### Problem requirements
Give the number of lines that include the word "مولوی", nothing more.

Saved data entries
-=-=-=-=-

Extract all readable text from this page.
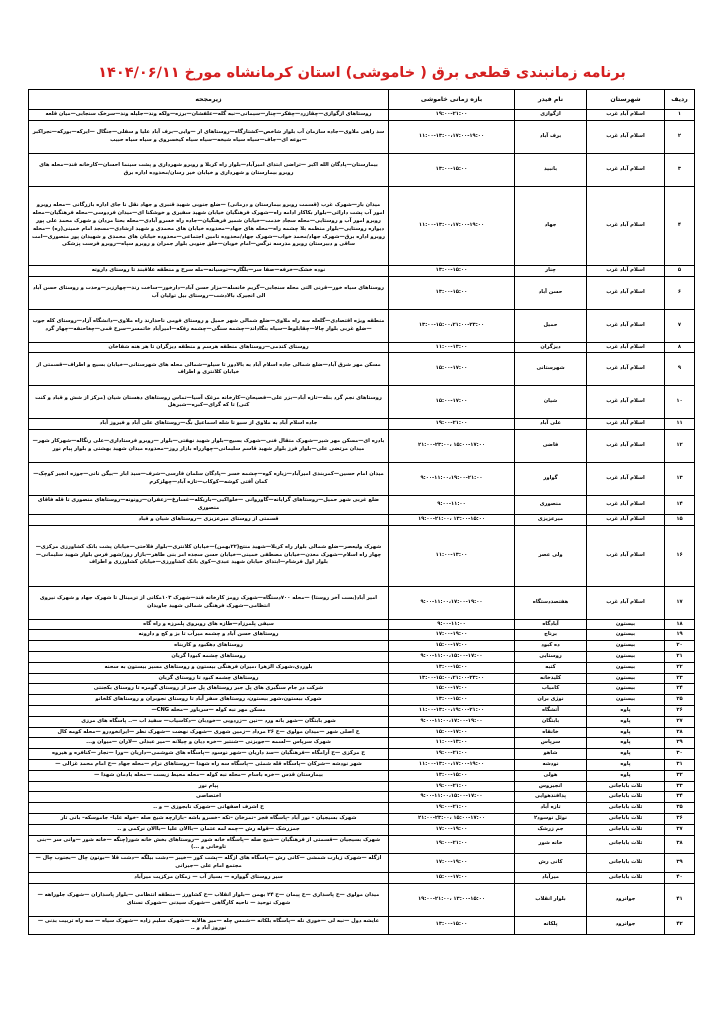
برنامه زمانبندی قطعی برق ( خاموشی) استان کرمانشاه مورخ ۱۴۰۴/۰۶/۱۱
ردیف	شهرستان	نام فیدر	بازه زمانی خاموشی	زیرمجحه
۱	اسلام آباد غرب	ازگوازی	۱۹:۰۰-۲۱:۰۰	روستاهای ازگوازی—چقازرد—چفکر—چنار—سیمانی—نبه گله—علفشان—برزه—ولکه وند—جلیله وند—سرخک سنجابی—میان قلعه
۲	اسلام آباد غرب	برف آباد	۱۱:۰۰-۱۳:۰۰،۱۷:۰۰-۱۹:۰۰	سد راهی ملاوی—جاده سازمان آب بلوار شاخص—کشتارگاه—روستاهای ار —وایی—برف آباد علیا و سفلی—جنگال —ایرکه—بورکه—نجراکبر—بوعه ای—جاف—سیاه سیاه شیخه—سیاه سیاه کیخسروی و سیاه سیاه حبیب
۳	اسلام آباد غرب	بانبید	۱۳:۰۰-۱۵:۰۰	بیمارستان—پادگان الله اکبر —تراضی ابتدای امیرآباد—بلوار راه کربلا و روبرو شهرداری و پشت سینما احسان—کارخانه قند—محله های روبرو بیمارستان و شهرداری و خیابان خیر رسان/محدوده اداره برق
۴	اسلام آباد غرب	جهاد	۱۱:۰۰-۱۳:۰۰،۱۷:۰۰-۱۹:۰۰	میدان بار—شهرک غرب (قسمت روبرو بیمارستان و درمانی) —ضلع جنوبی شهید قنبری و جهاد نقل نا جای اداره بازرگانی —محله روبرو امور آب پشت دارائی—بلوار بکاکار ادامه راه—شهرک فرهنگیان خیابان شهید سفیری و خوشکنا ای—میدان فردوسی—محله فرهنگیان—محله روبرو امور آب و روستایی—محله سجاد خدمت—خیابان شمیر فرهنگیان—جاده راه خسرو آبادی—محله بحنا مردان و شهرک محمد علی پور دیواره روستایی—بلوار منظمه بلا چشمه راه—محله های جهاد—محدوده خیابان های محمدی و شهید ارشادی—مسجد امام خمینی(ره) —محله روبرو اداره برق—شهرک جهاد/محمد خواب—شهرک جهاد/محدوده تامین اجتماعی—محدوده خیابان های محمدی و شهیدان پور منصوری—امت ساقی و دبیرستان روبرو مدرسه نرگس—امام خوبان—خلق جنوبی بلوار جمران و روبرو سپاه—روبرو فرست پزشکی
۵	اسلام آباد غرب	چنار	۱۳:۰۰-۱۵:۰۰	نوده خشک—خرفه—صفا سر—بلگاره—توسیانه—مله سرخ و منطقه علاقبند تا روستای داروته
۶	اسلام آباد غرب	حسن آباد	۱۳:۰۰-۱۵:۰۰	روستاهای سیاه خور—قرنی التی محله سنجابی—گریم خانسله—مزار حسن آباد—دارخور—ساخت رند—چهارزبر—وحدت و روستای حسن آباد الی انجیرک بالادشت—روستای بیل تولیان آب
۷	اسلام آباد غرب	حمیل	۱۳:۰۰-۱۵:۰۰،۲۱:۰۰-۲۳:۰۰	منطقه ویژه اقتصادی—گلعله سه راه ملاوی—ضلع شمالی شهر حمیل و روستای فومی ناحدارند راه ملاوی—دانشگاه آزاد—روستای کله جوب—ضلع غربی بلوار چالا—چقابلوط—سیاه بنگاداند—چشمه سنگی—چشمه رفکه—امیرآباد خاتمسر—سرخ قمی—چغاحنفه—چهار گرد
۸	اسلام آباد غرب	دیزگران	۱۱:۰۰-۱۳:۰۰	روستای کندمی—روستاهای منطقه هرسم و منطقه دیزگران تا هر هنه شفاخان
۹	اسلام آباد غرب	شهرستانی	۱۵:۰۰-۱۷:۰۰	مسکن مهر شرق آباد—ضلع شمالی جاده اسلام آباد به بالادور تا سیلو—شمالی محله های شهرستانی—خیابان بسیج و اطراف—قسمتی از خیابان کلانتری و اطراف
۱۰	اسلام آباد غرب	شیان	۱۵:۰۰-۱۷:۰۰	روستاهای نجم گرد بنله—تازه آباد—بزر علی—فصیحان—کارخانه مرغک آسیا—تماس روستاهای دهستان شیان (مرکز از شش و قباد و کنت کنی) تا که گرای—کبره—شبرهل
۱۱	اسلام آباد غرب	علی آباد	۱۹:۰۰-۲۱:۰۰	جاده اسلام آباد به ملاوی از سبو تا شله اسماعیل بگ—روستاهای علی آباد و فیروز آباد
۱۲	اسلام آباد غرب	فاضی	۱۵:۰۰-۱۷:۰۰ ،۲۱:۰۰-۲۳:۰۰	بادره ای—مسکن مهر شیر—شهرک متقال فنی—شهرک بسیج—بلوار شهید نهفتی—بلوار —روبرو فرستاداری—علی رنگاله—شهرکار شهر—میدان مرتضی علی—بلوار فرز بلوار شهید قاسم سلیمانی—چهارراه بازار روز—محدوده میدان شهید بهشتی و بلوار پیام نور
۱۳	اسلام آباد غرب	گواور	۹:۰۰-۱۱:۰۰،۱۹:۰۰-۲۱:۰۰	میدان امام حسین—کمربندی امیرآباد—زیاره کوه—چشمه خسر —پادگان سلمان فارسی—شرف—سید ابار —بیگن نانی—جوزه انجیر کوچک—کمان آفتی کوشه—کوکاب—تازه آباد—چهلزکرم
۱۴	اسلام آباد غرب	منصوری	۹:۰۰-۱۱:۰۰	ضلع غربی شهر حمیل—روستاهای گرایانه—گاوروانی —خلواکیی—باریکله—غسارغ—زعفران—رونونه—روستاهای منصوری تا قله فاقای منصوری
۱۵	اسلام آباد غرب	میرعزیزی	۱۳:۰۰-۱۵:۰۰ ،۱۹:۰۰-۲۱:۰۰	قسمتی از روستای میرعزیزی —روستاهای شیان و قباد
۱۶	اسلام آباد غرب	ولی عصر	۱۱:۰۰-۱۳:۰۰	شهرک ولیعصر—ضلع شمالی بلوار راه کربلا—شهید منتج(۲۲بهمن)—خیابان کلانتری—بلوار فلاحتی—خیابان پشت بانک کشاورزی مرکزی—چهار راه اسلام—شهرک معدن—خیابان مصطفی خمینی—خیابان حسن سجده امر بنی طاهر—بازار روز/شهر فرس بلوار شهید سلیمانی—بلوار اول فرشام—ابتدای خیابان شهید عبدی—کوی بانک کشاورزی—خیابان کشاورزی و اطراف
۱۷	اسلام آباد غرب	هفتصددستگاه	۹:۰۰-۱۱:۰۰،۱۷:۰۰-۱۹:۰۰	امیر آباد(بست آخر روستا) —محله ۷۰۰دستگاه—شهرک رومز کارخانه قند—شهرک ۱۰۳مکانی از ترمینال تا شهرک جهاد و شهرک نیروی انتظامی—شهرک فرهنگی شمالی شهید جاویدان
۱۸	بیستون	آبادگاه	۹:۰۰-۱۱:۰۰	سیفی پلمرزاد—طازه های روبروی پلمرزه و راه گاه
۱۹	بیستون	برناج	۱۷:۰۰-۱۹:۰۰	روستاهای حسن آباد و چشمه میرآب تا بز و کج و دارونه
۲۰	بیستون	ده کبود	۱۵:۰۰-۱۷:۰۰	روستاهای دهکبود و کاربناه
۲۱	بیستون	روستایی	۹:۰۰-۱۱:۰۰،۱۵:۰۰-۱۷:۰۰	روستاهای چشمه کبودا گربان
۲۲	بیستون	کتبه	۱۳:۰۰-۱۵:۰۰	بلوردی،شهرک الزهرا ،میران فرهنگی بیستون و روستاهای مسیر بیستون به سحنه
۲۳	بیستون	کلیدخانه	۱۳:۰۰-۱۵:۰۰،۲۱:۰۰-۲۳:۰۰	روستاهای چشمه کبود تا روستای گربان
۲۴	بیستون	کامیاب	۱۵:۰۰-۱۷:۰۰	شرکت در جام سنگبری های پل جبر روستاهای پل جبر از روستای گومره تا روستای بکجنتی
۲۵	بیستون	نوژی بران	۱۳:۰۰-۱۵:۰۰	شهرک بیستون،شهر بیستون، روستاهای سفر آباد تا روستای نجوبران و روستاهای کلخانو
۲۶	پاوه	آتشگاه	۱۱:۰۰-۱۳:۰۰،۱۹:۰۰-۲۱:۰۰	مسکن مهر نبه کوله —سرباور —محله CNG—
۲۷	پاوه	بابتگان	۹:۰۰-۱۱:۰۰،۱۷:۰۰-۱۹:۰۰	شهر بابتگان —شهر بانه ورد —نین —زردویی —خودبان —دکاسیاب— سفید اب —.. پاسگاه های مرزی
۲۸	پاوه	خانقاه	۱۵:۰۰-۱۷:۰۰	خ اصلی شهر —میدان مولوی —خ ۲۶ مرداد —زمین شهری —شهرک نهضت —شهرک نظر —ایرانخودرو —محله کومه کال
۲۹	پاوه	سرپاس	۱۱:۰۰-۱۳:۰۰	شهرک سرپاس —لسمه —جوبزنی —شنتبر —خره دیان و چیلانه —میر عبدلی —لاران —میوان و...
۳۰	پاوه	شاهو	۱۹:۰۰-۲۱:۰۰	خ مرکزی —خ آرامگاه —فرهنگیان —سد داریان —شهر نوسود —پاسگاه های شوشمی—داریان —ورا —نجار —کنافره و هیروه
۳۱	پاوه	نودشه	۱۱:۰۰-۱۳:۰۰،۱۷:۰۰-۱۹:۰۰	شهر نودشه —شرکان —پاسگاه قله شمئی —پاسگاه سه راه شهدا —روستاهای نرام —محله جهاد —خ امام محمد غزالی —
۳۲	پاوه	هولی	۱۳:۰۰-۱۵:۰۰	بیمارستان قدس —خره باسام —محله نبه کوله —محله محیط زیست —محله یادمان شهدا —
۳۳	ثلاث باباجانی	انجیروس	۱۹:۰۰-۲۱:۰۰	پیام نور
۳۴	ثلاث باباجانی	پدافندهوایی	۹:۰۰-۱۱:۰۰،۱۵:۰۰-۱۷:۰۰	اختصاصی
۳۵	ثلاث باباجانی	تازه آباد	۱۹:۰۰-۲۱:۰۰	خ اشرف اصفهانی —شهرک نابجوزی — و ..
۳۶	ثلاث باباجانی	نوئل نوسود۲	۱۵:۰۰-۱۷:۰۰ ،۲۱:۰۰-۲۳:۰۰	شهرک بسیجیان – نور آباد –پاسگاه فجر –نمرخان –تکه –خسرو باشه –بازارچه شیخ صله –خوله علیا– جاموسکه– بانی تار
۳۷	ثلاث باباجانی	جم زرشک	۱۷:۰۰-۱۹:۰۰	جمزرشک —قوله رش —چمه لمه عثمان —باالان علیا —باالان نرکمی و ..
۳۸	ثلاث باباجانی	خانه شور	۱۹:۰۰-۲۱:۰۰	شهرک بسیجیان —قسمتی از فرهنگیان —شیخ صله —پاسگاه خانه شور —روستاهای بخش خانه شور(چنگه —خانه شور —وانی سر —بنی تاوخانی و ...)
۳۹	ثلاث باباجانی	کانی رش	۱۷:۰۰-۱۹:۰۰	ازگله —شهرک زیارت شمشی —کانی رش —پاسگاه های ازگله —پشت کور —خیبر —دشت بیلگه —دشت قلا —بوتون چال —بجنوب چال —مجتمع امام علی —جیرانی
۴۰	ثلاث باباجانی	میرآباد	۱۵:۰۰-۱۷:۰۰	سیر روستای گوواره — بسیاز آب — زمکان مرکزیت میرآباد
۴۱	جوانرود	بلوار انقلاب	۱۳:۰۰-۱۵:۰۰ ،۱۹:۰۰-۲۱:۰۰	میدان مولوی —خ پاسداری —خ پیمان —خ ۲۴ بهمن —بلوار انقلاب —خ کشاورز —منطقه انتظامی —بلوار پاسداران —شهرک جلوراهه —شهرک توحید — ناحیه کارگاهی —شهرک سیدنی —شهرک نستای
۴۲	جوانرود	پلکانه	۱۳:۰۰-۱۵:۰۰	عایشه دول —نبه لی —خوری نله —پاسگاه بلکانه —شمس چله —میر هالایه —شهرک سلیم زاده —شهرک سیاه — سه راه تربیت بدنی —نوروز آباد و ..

-=-=-=-=-

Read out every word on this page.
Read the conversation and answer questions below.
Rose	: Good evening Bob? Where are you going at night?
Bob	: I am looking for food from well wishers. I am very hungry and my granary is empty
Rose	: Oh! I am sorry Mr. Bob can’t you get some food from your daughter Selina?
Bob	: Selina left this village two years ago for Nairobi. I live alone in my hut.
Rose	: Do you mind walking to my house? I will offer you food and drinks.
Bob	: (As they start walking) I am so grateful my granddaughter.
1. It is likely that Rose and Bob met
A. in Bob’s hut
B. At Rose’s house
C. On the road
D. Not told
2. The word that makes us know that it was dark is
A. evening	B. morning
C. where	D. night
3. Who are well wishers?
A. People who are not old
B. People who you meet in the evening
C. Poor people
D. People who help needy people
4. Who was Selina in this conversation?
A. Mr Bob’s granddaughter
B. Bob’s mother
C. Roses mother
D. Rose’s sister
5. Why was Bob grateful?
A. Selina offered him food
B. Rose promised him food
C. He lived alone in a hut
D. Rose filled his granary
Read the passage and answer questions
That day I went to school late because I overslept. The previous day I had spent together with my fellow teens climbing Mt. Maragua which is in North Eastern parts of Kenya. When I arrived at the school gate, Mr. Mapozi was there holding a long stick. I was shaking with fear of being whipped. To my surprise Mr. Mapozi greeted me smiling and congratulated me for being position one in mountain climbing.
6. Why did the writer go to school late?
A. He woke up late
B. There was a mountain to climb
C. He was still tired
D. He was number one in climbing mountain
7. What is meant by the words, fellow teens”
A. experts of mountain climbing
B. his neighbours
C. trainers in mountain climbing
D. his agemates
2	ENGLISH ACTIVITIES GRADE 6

-=-=-=-=-

### Completed exercise
2